===== Excerpted data

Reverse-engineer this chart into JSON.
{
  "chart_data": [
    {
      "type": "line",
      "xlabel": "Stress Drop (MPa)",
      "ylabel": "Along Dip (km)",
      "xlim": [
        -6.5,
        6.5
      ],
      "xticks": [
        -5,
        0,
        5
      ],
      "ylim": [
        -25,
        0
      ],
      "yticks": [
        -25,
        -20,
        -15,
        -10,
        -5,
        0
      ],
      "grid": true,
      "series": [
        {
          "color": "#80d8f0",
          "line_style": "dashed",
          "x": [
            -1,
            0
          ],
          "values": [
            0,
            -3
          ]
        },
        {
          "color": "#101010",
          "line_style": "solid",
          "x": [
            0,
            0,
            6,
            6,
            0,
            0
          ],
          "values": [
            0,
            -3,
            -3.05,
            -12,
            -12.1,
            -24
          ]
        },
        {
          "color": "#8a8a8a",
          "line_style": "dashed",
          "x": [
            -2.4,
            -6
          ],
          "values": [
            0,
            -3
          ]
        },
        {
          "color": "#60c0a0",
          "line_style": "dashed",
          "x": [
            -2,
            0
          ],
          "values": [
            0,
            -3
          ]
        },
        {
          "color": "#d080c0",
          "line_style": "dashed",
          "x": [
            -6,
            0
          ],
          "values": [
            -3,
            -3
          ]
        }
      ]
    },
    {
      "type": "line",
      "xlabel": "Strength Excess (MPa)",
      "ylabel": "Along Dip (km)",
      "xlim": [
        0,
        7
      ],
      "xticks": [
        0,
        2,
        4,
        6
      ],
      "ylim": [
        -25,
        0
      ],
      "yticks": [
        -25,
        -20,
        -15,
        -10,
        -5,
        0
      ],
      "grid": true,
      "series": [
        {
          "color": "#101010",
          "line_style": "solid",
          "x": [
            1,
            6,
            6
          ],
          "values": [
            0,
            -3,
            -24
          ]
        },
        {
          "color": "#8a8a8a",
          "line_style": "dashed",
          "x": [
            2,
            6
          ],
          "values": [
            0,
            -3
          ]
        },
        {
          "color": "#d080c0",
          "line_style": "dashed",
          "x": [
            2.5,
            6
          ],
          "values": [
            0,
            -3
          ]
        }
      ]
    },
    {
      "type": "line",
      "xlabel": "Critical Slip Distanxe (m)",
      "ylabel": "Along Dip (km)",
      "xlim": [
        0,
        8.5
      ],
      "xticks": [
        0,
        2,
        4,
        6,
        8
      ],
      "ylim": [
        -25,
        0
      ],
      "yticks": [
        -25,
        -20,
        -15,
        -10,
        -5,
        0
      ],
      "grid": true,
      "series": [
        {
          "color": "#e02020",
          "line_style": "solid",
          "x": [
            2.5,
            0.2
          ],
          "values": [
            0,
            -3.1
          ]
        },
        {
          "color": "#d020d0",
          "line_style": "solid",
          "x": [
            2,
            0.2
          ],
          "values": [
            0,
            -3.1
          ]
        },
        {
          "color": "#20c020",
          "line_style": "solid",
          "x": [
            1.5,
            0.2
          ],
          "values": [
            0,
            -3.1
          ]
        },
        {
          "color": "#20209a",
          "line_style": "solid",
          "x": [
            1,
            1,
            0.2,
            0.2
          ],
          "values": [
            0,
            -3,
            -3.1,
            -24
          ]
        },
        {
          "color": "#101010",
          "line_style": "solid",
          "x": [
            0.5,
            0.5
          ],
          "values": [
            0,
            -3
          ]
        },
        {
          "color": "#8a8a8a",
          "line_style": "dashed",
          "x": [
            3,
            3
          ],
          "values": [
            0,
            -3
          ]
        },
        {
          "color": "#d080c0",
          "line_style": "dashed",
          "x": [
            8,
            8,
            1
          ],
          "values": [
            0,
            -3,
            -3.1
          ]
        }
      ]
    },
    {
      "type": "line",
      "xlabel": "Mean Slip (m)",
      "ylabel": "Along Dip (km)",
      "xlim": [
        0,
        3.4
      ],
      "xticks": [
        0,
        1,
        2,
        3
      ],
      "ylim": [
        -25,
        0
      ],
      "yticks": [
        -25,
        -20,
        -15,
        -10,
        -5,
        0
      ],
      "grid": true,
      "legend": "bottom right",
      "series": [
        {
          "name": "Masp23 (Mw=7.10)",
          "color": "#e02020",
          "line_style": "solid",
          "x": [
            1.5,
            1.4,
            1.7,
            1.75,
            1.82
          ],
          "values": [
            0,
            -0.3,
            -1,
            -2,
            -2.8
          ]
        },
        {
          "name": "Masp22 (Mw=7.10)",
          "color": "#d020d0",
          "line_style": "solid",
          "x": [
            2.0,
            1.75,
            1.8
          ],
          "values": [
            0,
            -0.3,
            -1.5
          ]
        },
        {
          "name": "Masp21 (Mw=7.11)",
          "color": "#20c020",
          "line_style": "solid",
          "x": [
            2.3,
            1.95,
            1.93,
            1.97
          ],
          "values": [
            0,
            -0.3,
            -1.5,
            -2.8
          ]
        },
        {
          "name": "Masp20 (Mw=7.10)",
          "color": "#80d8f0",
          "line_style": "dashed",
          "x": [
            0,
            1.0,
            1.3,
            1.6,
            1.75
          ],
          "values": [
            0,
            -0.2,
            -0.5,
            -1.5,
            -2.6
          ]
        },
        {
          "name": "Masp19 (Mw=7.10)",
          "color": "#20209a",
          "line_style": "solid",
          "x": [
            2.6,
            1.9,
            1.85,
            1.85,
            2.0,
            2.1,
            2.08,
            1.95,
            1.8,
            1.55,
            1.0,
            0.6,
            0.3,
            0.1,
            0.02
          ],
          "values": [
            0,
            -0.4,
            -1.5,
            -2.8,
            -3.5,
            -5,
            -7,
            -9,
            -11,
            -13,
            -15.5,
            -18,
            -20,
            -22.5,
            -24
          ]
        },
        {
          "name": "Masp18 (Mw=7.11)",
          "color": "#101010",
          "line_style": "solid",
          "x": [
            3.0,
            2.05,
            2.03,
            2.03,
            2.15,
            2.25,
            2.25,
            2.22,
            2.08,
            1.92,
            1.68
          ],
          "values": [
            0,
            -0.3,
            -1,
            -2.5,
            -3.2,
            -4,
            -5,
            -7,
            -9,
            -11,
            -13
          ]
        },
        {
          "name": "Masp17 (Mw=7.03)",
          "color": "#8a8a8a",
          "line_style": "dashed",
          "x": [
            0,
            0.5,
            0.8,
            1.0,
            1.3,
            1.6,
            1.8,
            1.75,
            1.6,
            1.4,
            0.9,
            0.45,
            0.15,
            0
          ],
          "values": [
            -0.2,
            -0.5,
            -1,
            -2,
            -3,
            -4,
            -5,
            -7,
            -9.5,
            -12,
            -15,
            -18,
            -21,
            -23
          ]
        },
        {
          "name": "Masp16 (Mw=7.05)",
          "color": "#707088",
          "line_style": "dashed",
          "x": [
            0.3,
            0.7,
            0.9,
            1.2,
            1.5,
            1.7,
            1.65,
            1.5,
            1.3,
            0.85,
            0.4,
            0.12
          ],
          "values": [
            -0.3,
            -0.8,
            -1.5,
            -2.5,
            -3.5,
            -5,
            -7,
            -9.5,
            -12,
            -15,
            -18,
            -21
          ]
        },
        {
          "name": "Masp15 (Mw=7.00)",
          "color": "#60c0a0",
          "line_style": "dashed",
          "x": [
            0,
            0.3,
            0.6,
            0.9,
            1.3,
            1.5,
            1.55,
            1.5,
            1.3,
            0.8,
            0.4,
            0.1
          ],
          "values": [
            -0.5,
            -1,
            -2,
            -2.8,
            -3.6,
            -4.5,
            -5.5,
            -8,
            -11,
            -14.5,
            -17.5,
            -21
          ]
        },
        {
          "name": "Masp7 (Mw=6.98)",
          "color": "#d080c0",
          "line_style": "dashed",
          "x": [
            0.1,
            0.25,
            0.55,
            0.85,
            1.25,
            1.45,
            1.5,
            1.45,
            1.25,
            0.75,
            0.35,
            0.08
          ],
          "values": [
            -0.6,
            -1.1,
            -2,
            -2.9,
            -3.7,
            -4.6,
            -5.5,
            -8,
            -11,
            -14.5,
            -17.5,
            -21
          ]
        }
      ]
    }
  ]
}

==========

Each line that has the word "name" should be copied.

> _Correct output_:
          "name": "Masp23 (Mw=7.10)",
          "name": "Masp22 (Mw=7.10)",
          "name": "Masp21 (Mw=7.11)",
          "name": "Masp20 (Mw=7.10)",
          "name": "Masp19 (Mw=7.10)",
          "name": "Masp18 (Mw=7.11)",
          "name": "Masp17 (Mw=7.03)",
          "name": "Masp16 (Mw=7.05)",
          "name": "Masp15 (Mw=7.00)",
          "name": "Masp7 (Mw=6.98)",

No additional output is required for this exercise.